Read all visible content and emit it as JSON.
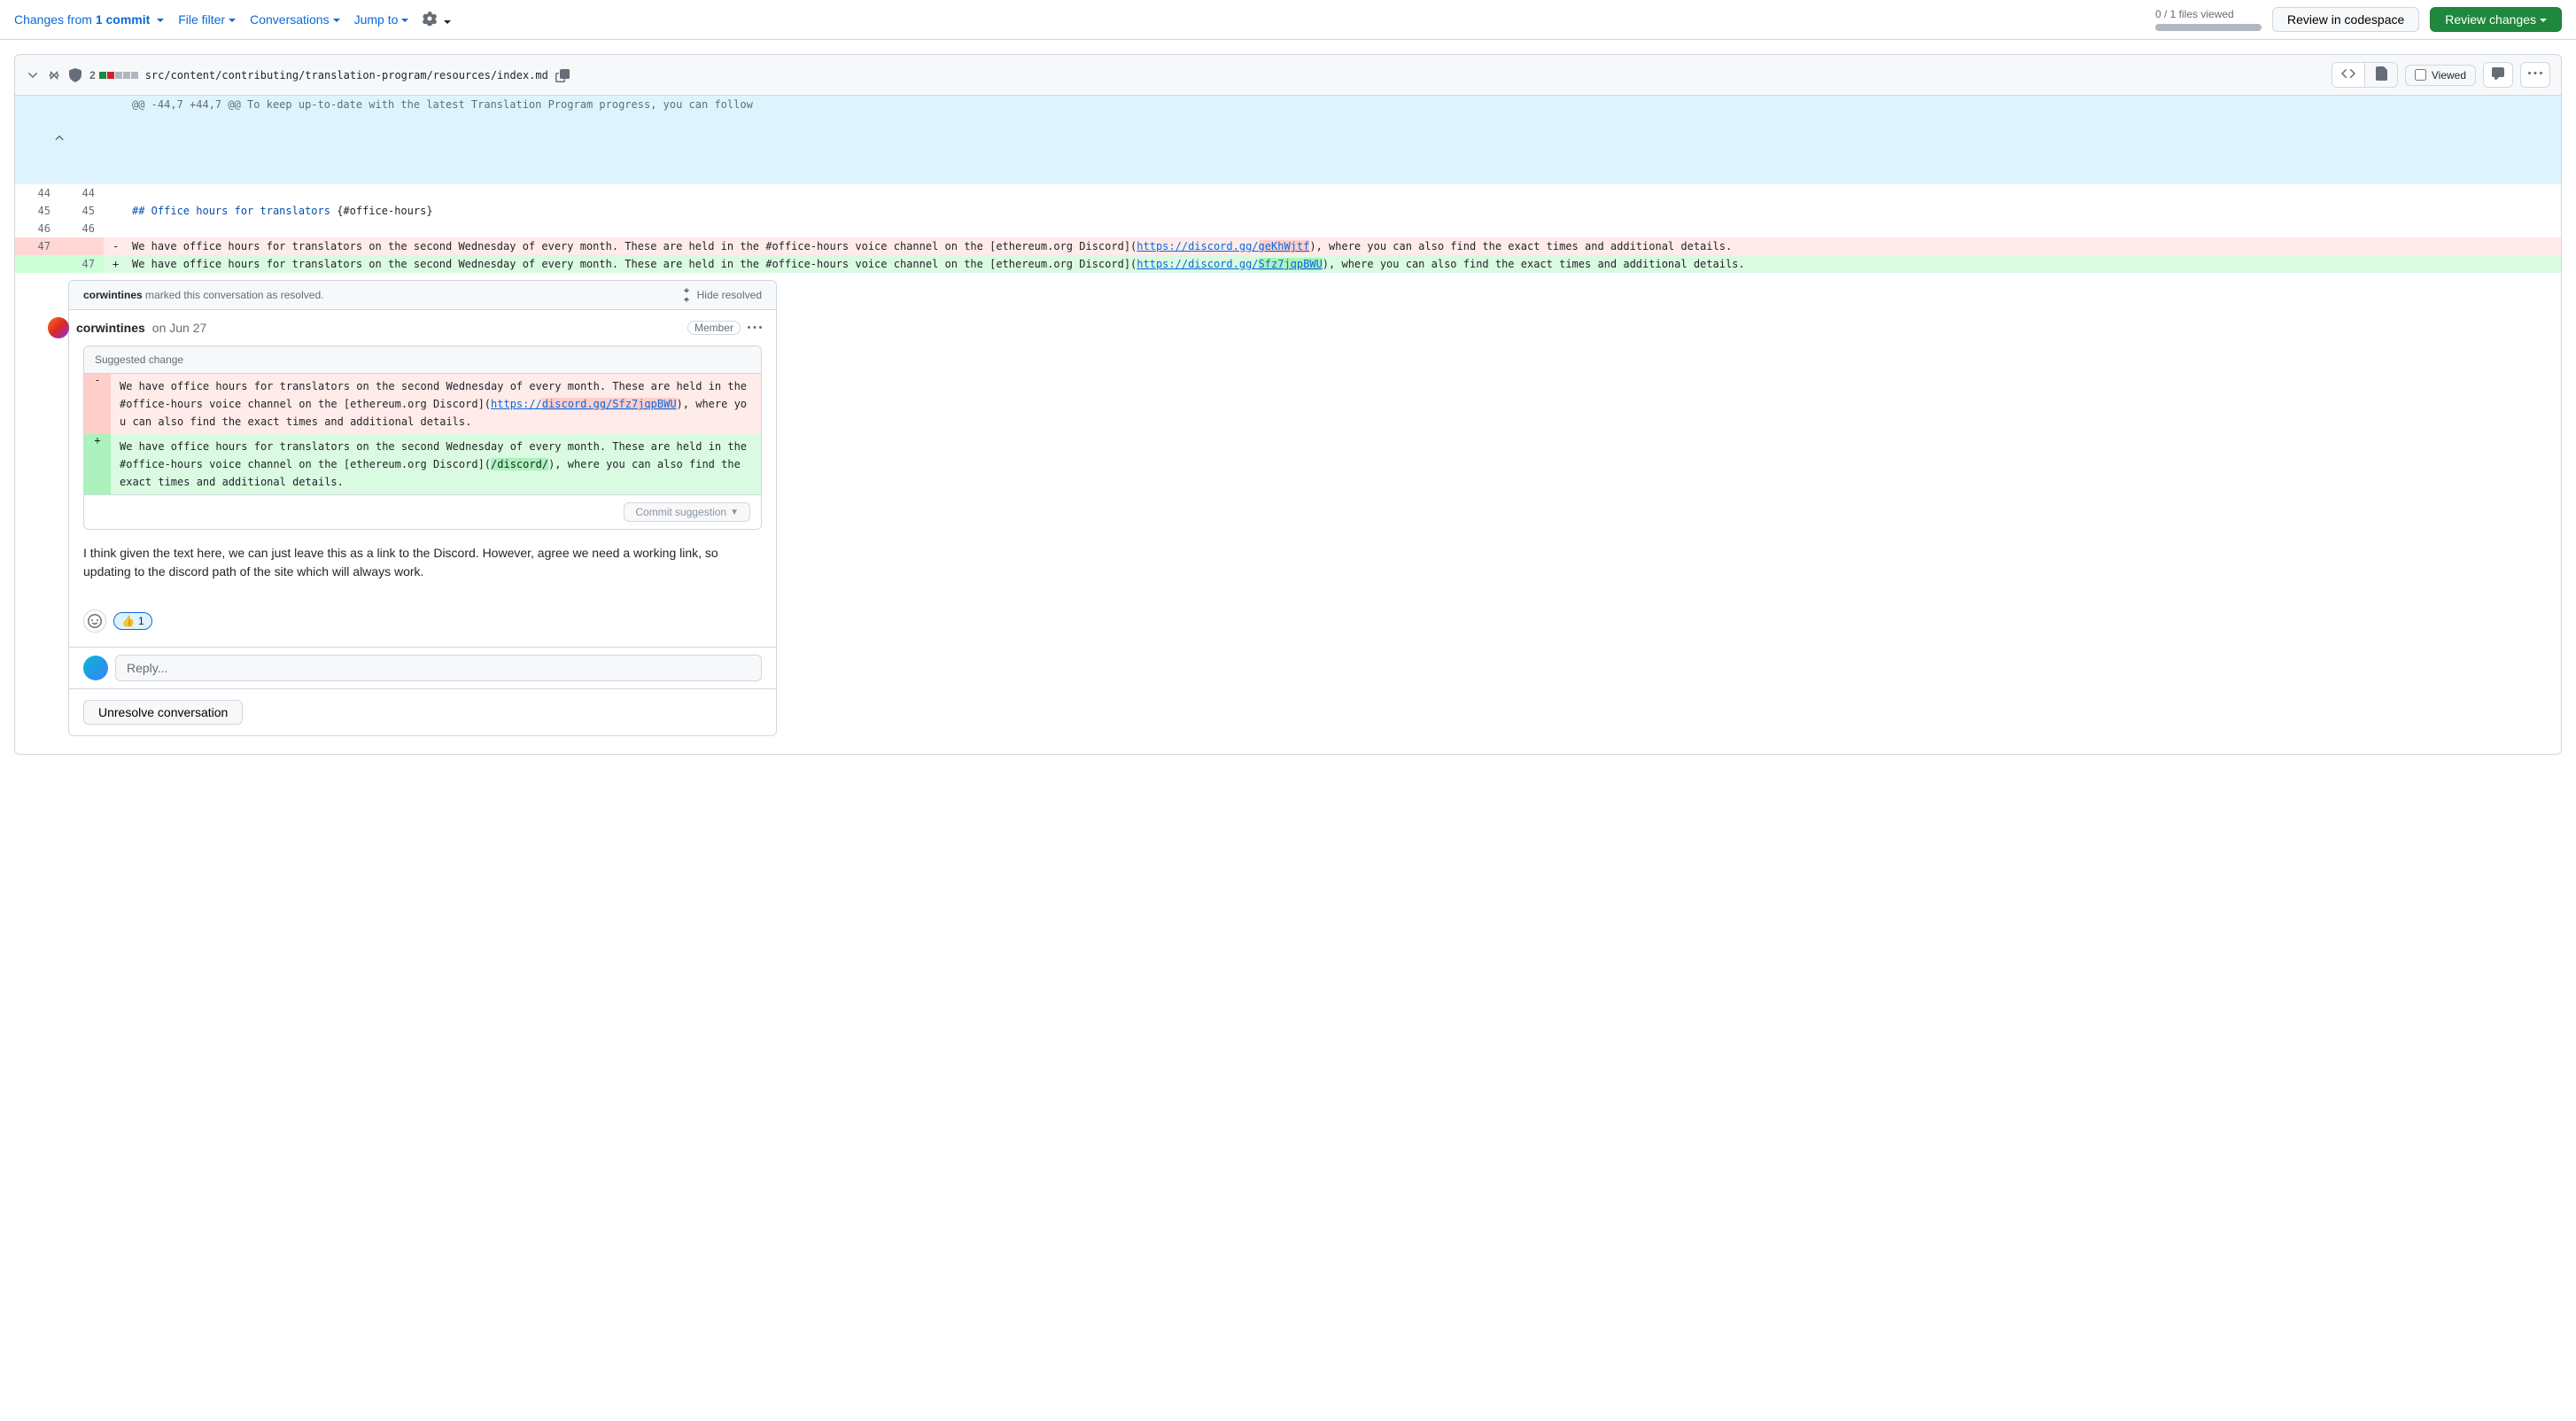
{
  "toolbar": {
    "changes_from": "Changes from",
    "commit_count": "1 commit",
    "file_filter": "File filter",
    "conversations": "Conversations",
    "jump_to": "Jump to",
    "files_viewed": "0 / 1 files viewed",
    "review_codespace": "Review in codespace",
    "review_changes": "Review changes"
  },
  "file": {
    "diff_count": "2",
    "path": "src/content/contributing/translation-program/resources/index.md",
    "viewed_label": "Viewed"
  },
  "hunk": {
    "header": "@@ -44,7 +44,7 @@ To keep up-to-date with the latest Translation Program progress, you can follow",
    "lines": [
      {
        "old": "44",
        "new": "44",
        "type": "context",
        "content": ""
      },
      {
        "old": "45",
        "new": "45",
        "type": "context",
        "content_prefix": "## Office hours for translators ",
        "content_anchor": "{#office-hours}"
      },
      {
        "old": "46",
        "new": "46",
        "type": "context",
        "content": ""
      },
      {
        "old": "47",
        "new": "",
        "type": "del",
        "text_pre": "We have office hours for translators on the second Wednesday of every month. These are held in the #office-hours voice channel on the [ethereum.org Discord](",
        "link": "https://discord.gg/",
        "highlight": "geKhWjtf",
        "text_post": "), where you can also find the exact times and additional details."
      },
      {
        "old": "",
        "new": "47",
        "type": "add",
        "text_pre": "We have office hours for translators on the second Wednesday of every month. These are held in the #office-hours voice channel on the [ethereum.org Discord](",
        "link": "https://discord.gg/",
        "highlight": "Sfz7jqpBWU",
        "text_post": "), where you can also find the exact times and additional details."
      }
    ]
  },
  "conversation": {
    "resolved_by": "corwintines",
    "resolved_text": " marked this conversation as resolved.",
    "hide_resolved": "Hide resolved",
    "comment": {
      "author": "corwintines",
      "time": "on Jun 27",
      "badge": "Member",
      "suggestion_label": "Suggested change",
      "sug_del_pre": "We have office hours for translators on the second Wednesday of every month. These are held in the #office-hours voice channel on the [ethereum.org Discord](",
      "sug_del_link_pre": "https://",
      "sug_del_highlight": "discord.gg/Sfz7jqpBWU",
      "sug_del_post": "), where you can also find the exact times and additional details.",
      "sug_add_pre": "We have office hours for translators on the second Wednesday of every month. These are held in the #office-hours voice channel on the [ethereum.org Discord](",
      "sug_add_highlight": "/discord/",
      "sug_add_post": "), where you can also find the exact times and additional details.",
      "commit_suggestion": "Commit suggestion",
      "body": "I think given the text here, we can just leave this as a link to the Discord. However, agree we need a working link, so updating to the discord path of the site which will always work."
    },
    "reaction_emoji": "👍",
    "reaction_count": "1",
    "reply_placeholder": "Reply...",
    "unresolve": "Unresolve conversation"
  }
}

------------------------------------

Filter out all lines lacking the word "path" and copy the rest.

    "path": "src/content/contributing/translation-program/resources/index.md",
      "body": "I think given the text here, we can just leave this as a link to the Discord. However, agree we need a working link, so updating to the discord path of the site which will always work."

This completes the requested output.